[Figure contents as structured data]
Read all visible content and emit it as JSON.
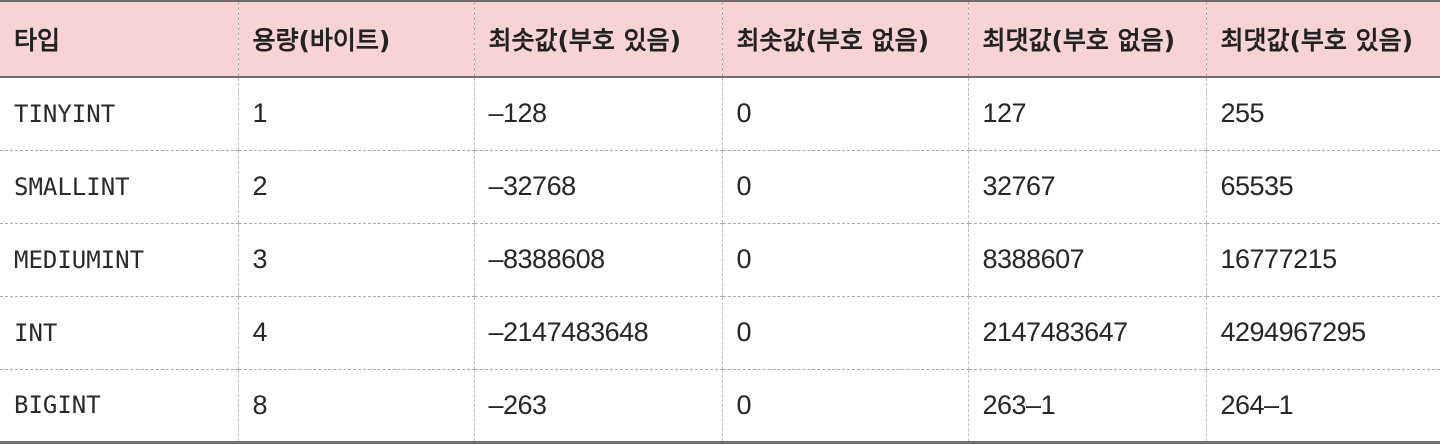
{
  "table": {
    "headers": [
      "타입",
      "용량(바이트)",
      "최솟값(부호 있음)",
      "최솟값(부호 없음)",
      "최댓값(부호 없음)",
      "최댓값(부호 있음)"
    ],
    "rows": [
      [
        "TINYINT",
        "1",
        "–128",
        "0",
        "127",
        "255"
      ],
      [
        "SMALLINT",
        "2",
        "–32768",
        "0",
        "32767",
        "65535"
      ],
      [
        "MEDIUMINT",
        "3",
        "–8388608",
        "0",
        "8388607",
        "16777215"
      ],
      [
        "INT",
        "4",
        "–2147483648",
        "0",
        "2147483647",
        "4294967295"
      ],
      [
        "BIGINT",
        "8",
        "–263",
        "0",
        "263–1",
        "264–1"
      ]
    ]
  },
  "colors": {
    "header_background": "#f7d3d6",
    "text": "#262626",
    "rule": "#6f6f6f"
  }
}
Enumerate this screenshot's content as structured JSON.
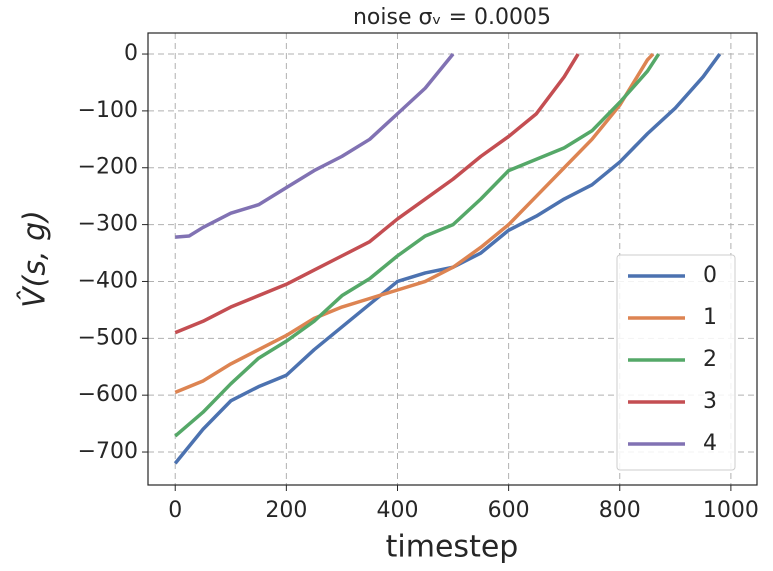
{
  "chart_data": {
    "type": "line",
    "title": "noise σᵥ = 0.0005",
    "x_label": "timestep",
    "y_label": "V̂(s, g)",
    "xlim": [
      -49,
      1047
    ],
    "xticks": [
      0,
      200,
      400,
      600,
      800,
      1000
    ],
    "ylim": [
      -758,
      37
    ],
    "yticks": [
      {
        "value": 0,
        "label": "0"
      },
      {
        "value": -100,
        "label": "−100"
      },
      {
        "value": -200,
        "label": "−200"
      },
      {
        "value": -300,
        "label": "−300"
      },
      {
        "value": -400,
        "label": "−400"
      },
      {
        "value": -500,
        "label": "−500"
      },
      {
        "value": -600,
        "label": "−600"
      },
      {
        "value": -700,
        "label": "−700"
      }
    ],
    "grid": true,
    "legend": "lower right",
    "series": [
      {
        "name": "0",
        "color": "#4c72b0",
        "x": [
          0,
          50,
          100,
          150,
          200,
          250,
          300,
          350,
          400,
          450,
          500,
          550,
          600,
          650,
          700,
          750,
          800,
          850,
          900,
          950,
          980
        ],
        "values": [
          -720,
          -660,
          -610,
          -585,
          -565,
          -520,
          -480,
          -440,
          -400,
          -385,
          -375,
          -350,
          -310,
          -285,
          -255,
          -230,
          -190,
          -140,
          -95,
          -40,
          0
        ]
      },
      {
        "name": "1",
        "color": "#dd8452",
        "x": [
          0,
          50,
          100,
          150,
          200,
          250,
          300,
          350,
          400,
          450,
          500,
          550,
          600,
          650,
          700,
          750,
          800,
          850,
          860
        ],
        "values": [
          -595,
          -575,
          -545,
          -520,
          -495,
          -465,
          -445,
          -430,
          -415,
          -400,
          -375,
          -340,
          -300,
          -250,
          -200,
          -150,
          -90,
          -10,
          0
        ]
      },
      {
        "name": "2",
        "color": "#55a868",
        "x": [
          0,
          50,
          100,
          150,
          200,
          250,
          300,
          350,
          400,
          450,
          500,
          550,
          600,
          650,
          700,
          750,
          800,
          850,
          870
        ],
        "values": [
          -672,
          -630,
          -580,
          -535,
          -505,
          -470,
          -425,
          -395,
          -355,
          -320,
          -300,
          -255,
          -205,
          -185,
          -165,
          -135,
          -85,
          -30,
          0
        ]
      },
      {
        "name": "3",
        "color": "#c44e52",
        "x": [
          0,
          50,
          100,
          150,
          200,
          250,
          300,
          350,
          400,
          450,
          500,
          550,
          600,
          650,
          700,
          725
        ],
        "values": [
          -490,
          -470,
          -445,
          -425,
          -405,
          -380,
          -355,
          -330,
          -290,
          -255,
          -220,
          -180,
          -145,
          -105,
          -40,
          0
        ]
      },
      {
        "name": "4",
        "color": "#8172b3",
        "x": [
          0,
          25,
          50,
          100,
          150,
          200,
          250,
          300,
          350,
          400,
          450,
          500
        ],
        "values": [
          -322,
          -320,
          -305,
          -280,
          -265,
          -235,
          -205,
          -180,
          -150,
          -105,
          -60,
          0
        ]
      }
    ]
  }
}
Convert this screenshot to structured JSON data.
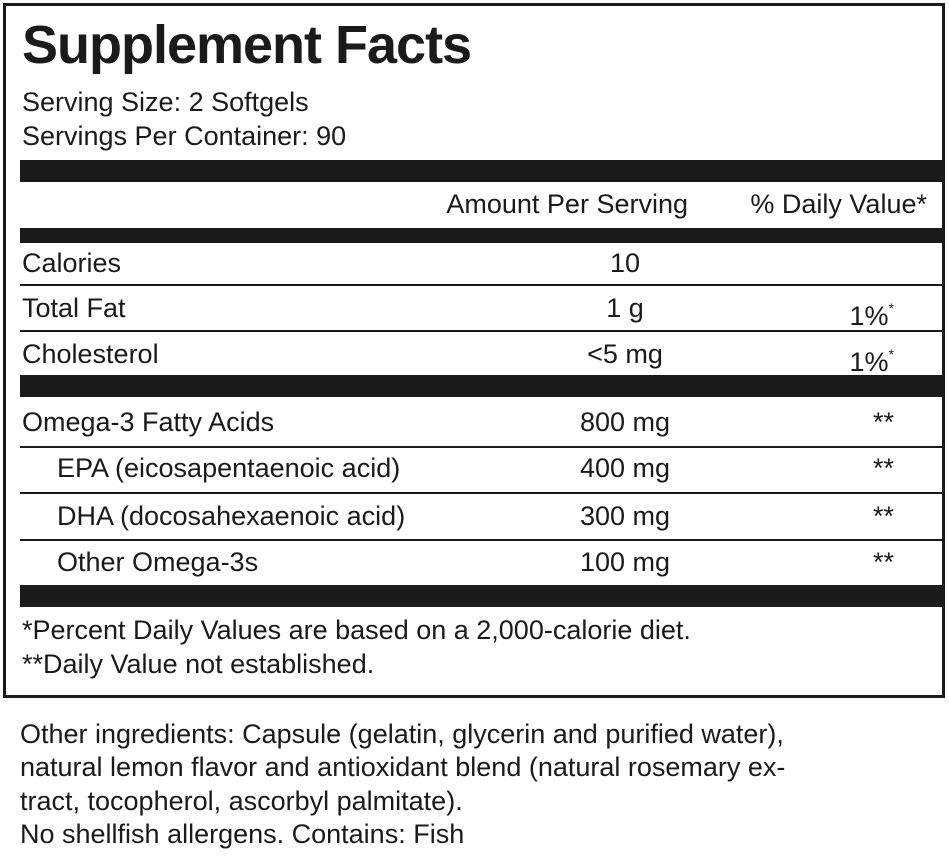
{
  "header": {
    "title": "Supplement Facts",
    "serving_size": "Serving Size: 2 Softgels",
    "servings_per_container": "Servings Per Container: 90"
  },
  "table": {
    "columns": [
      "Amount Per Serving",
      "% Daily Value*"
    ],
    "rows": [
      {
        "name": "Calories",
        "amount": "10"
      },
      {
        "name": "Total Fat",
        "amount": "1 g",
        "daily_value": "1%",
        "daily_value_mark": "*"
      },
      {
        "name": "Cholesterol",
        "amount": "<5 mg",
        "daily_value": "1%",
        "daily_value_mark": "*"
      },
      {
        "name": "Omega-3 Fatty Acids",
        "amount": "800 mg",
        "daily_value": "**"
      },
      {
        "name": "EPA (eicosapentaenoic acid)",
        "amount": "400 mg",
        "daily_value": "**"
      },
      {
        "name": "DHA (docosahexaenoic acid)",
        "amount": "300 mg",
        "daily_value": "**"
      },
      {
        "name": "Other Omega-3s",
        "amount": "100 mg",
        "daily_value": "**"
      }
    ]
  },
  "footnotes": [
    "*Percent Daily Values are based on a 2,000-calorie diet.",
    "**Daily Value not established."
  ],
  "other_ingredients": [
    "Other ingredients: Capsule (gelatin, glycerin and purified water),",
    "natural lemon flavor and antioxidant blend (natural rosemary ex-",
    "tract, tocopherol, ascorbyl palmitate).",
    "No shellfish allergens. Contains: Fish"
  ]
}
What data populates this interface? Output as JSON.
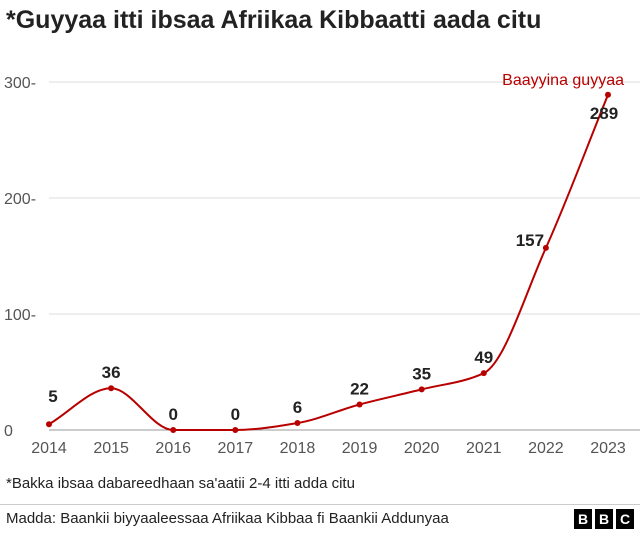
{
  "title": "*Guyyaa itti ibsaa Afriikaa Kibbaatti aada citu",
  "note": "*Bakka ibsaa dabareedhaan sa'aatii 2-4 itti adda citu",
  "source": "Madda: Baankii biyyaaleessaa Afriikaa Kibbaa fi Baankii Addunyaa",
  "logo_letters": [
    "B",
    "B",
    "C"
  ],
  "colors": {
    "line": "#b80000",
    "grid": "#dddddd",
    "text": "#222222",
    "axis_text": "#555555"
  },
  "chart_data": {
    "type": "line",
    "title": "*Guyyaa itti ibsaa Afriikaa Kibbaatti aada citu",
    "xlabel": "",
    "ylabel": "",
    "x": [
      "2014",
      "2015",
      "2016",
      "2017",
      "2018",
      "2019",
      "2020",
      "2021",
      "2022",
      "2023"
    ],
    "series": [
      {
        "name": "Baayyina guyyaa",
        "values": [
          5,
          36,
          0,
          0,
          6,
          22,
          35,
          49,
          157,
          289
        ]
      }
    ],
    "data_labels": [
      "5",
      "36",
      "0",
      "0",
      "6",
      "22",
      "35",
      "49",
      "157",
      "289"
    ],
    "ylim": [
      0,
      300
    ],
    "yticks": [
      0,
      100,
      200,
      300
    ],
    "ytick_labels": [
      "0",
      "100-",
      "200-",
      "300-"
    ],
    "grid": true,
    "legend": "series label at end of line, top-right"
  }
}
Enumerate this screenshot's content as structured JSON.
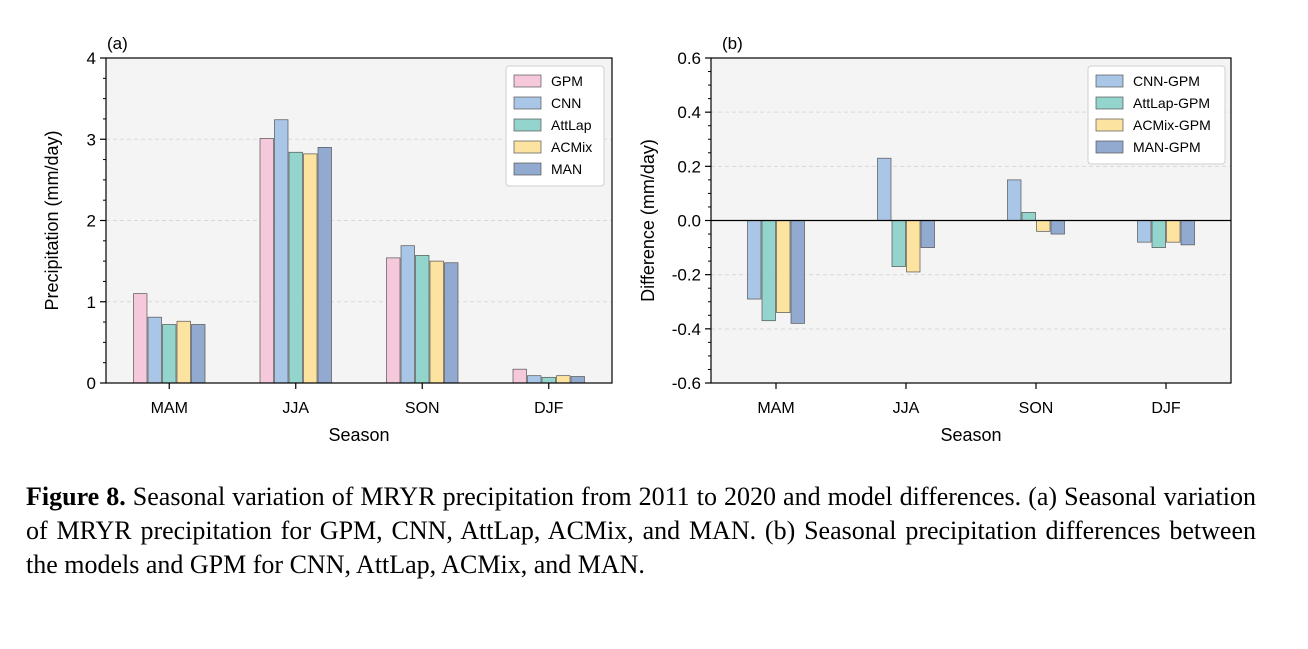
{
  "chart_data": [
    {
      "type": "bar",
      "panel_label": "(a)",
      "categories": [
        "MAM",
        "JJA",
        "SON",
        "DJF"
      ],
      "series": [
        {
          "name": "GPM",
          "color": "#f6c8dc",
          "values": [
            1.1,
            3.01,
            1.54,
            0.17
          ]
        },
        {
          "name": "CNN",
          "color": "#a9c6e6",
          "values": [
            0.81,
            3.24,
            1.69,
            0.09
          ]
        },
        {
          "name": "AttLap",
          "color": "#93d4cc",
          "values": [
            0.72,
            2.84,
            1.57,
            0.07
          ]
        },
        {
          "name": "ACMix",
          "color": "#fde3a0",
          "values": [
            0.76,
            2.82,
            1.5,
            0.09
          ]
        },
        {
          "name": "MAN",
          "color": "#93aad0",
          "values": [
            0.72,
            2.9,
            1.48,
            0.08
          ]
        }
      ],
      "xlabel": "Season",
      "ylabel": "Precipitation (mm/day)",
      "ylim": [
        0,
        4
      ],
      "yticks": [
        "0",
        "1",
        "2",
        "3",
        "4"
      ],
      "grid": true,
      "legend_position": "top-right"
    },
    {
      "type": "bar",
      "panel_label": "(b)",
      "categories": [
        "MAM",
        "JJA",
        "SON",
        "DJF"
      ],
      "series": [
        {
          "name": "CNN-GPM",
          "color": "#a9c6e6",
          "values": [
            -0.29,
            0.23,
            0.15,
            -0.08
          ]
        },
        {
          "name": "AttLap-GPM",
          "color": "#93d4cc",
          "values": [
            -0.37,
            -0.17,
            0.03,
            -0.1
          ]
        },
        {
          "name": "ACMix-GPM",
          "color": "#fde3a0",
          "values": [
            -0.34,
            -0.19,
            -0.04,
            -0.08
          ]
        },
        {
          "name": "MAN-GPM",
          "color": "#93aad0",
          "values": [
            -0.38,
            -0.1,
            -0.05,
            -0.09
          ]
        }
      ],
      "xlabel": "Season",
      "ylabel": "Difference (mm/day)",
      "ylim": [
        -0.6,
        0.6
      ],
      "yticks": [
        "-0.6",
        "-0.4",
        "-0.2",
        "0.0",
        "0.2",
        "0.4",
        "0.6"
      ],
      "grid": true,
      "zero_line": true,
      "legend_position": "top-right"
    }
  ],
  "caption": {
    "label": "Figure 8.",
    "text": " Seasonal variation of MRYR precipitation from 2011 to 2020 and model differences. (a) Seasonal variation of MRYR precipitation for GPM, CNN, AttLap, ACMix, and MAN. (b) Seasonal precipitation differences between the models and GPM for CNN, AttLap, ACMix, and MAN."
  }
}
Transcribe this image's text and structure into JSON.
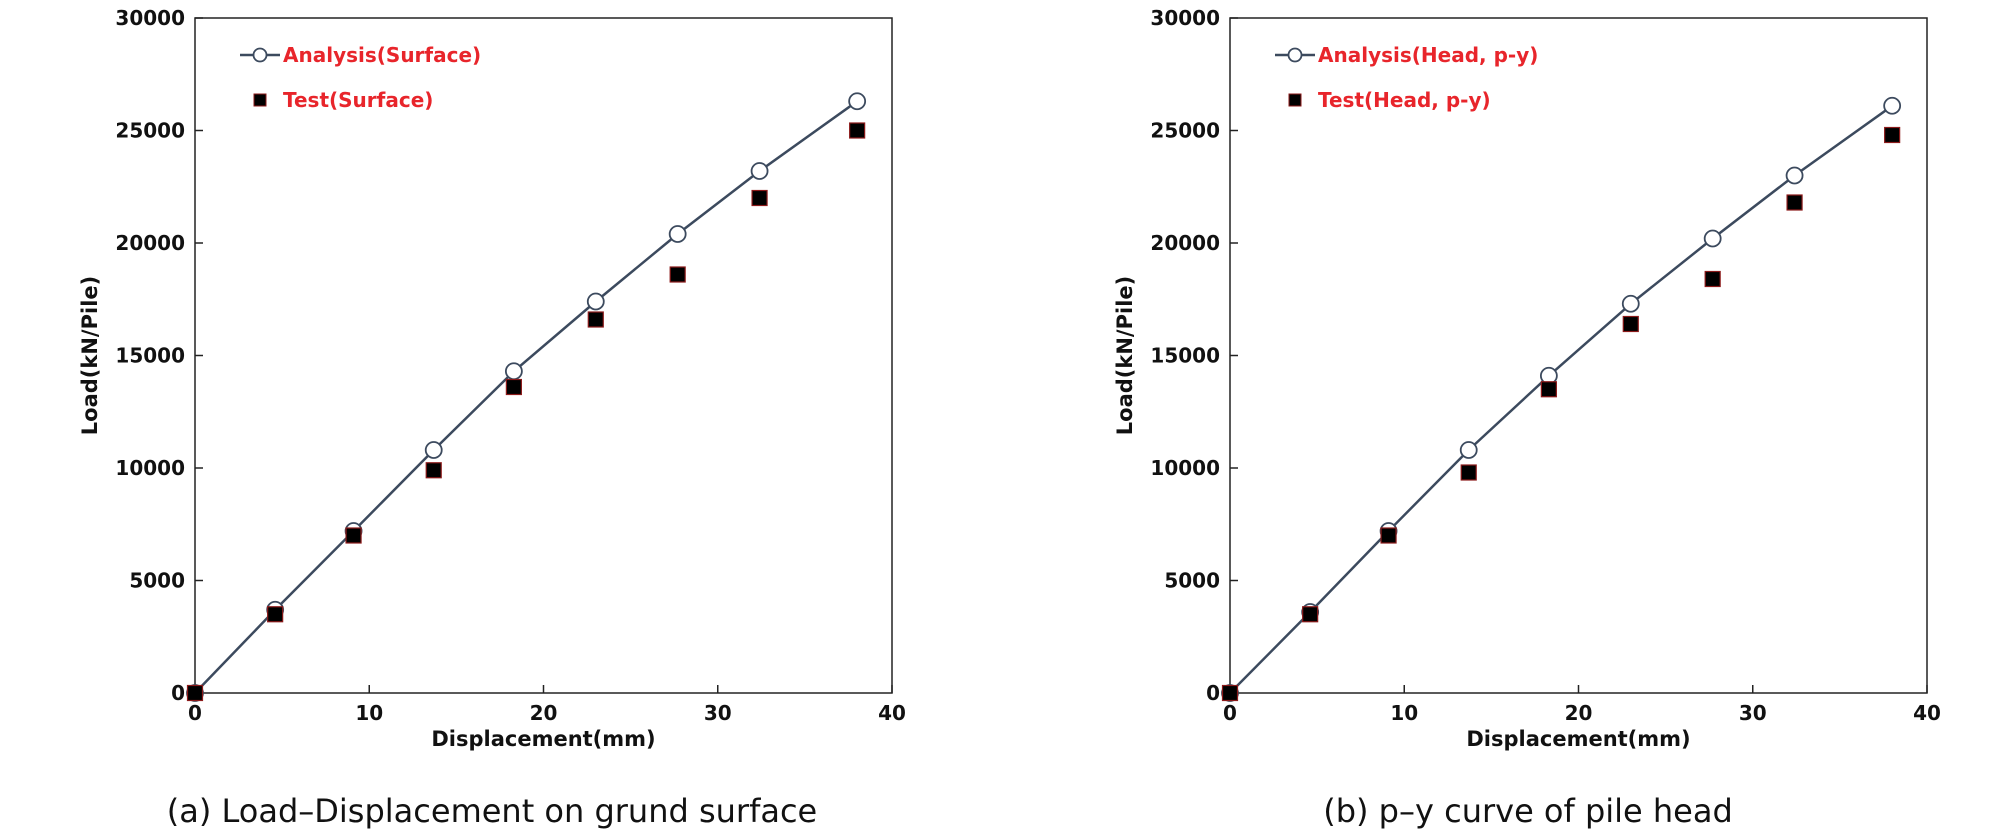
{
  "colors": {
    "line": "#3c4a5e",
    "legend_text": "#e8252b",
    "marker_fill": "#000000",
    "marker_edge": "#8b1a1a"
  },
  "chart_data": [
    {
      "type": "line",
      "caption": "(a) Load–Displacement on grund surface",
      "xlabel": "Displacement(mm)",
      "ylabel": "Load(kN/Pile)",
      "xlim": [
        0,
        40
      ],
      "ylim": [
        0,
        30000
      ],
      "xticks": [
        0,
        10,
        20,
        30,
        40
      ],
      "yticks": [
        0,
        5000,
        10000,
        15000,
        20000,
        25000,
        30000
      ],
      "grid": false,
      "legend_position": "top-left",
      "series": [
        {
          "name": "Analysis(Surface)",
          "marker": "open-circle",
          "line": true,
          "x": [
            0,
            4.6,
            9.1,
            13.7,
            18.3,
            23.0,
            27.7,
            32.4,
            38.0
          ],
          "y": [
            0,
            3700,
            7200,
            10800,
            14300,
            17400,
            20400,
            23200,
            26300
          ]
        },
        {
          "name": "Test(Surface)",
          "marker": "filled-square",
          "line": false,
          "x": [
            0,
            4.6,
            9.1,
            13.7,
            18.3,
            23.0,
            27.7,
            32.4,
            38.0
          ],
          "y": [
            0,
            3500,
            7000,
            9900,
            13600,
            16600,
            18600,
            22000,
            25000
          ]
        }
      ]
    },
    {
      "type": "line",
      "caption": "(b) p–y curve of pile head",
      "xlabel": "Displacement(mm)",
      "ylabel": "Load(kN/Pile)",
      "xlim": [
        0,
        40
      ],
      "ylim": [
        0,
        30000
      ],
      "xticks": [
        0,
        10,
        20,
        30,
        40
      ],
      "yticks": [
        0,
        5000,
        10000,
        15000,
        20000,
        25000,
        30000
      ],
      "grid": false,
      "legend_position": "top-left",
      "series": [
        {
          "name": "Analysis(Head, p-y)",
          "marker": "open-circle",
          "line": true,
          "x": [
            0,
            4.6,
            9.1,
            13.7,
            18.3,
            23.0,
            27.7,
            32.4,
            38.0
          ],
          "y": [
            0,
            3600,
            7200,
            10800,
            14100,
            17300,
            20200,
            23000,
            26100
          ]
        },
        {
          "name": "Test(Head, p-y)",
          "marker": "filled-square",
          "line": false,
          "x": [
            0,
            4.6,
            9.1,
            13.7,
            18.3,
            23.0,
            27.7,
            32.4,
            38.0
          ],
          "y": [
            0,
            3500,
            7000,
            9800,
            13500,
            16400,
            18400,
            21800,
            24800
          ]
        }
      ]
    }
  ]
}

> **Task to complete**:
Select the lines from the entries that include the word "Analysis".

> **Answer to this task**:
          "name": "Analysis(Surface)",
          "name": "Analysis(Head, p-y)",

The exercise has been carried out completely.